WHAT TO DO
Return a copy of each line that holds the string "Norm".
------ TASK MATERIAL
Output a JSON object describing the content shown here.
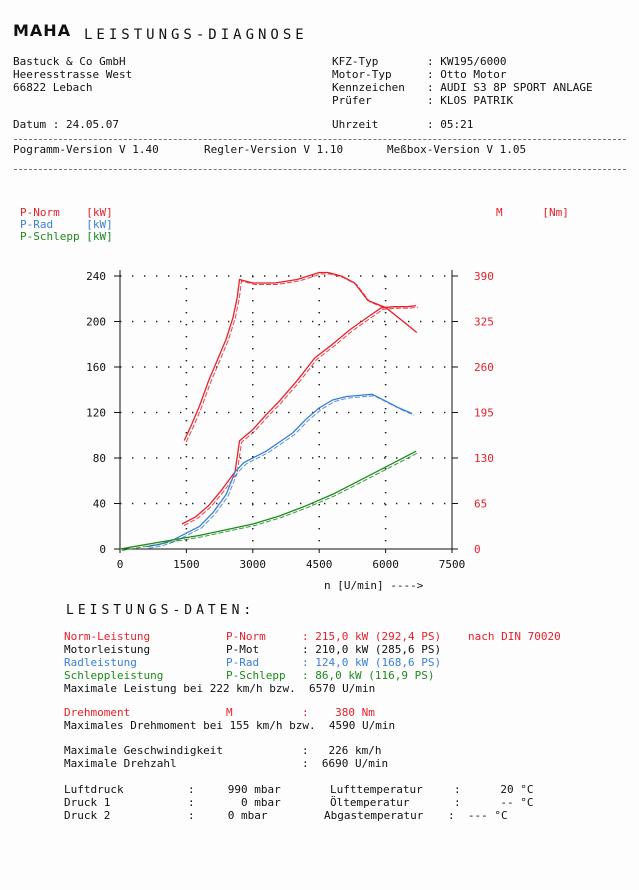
{
  "header": {
    "logo": "MAHA",
    "title": "LEISTUNGS-DIAGNOSE",
    "company": [
      "Bastuck & Co GmbH",
      "Heeresstrasse West",
      "66822 Lebach"
    ],
    "vehicle": [
      {
        "label": "KFZ-Typ",
        "value": "KW195/6000"
      },
      {
        "label": "Motor-Typ",
        "value": "Otto Motor"
      },
      {
        "label": "Kennzeichen",
        "value": "AUDI S3 8P SPORT ANLAGE"
      },
      {
        "label": "Prüfer",
        "value": "KLOS PATRIK"
      }
    ],
    "date_label": "Datum",
    "date": "24.05.07",
    "time_label": "Uhrzeit",
    "time": "05:21",
    "versions": [
      "Pogramm-Version V 1.40",
      "Regler-Version V 1.10",
      "Meßbox-Version V 1.05"
    ]
  },
  "chart_data": {
    "type": "line",
    "legend_left": [
      {
        "name": "P-Norm",
        "unit": "[kW]",
        "color": "#e8202a"
      },
      {
        "name": "P-Rad",
        "unit": "[kW]",
        "color": "#3a7fd8"
      },
      {
        "name": "P-Schlepp",
        "unit": "[kW]",
        "color": "#1d8a1d"
      }
    ],
    "legend_right": {
      "name": "M",
      "unit": "[Nm]",
      "color": "#e8202a"
    },
    "xlabel": "n [U/min] ---->",
    "xlim": [
      0,
      7500
    ],
    "x_ticks": [
      "0",
      "1500",
      "3000",
      "4500",
      "6000",
      "7500"
    ],
    "ylim_left": [
      0,
      240
    ],
    "y_ticks_left": [
      "0",
      "40",
      "80",
      "120",
      "160",
      "200",
      "240"
    ],
    "ylim_right": [
      0,
      390
    ],
    "y_ticks_right": [
      "0",
      "65",
      "130",
      "195",
      "260",
      "325",
      "390"
    ],
    "series": [
      {
        "name": "M",
        "axis": "right",
        "color": "#e8202a",
        "x": [
          1450,
          1600,
          1800,
          2000,
          2200,
          2400,
          2550,
          2650,
          2700,
          3000,
          3500,
          4000,
          4500,
          4700,
          5000,
          5300,
          5600,
          6000,
          6400,
          6690
        ],
        "y": [
          155,
          175,
          205,
          240,
          270,
          300,
          330,
          360,
          385,
          380,
          380,
          385,
          395,
          395,
          390,
          380,
          355,
          345,
          325,
          310
        ]
      },
      {
        "name": "P-Norm",
        "axis": "left",
        "color": "#e8202a",
        "x": [
          1400,
          1700,
          2000,
          2300,
          2600,
          2700,
          3000,
          3300,
          3600,
          4000,
          4400,
          4800,
          5200,
          5600,
          5900,
          6200,
          6500,
          6690
        ],
        "y": [
          22,
          28,
          38,
          52,
          68,
          95,
          105,
          118,
          130,
          148,
          168,
          180,
          193,
          204,
          212,
          213,
          213,
          214
        ]
      },
      {
        "name": "P-Rad",
        "axis": "left",
        "color": "#3a7fd8",
        "x": [
          600,
          900,
          1200,
          1500,
          1800,
          2100,
          2400,
          2600,
          2800,
          3000,
          3300,
          3600,
          3900,
          4200,
          4500,
          4800,
          5100,
          5400,
          5700,
          6000,
          6300,
          6600
        ],
        "y": [
          2,
          4,
          8,
          14,
          20,
          32,
          48,
          68,
          76,
          80,
          86,
          94,
          102,
          114,
          124,
          131,
          134,
          135,
          136,
          130,
          124,
          119
        ]
      },
      {
        "name": "P-Schlepp",
        "axis": "left",
        "color": "#1d8a1d",
        "x": [
          0,
          600,
          1200,
          1800,
          2400,
          3000,
          3600,
          4200,
          4800,
          5400,
          6000,
          6690
        ],
        "y": [
          0,
          4,
          8,
          12,
          17,
          22,
          29,
          38,
          48,
          60,
          72,
          86
        ]
      }
    ]
  },
  "results": {
    "title": "LEISTUNGS-DATEN:",
    "rows": [
      {
        "label": "Norm-Leistung",
        "code": "P-Norm",
        "value": ": 215,0 kW (292,4 PS)",
        "extra": "nach DIN 70020",
        "color": "#e8202a"
      },
      {
        "label": "Motorleistung",
        "code": "P-Mot",
        "value": ": 210,0 kW (285,6 PS)",
        "extra": "",
        "color": "#111111"
      },
      {
        "label": "Radleistung",
        "code": "P-Rad",
        "value": ": 124,0 kW (168,6 PS)",
        "extra": "",
        "color": "#3a7fd8"
      },
      {
        "label": "Schleppleistung",
        "code": "P-Schlepp",
        "value": ": 86,0 kW (116,9 PS)",
        "extra": "",
        "color": "#1d8a1d"
      }
    ],
    "max_power_line": "Maximale Leistung bei 222 km/h bzw.  6570 U/min",
    "torque": {
      "label": "Drehmoment",
      "code": "M",
      "value": ":    380 Nm",
      "color": "#e8202a"
    },
    "max_torque_line": "Maximales Drehmoment bei 155 km/h bzw.  4590 U/min",
    "max_speed": {
      "label": "Maximale Geschwindigkeit",
      "value": ":   226 km/h"
    },
    "max_rpm": {
      "label": "Maximale Drehzahl",
      "value": ":  6690 U/min"
    },
    "ambient": [
      {
        "label": "Luftdruck",
        "value": ":     990 mbar",
        "label2": "Lufttemperatur",
        "value2": ":      20 °C"
      },
      {
        "label": "Druck 1",
        "value": ":       0 mbar",
        "label2": "Öltemperatur",
        "value2": ":      -- °C"
      },
      {
        "label": "Druck 2",
        "value": ":     0 mbar",
        "label2": "Abgastemperatur",
        "value2": ":  --- °C"
      }
    ]
  }
}
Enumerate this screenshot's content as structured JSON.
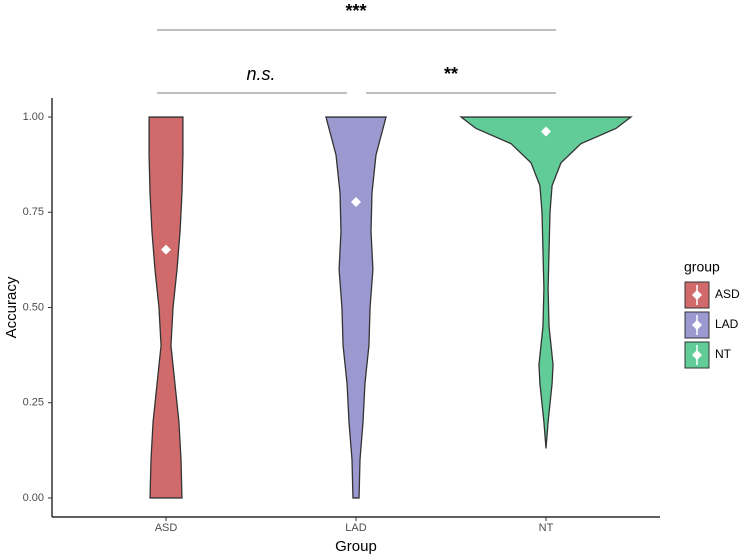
------------
TASK OUTPUT
        "name": "P-Norm",
        "name": "P-Norm",
        "label": "Norm-Leistung",
        "code": "P-Norm",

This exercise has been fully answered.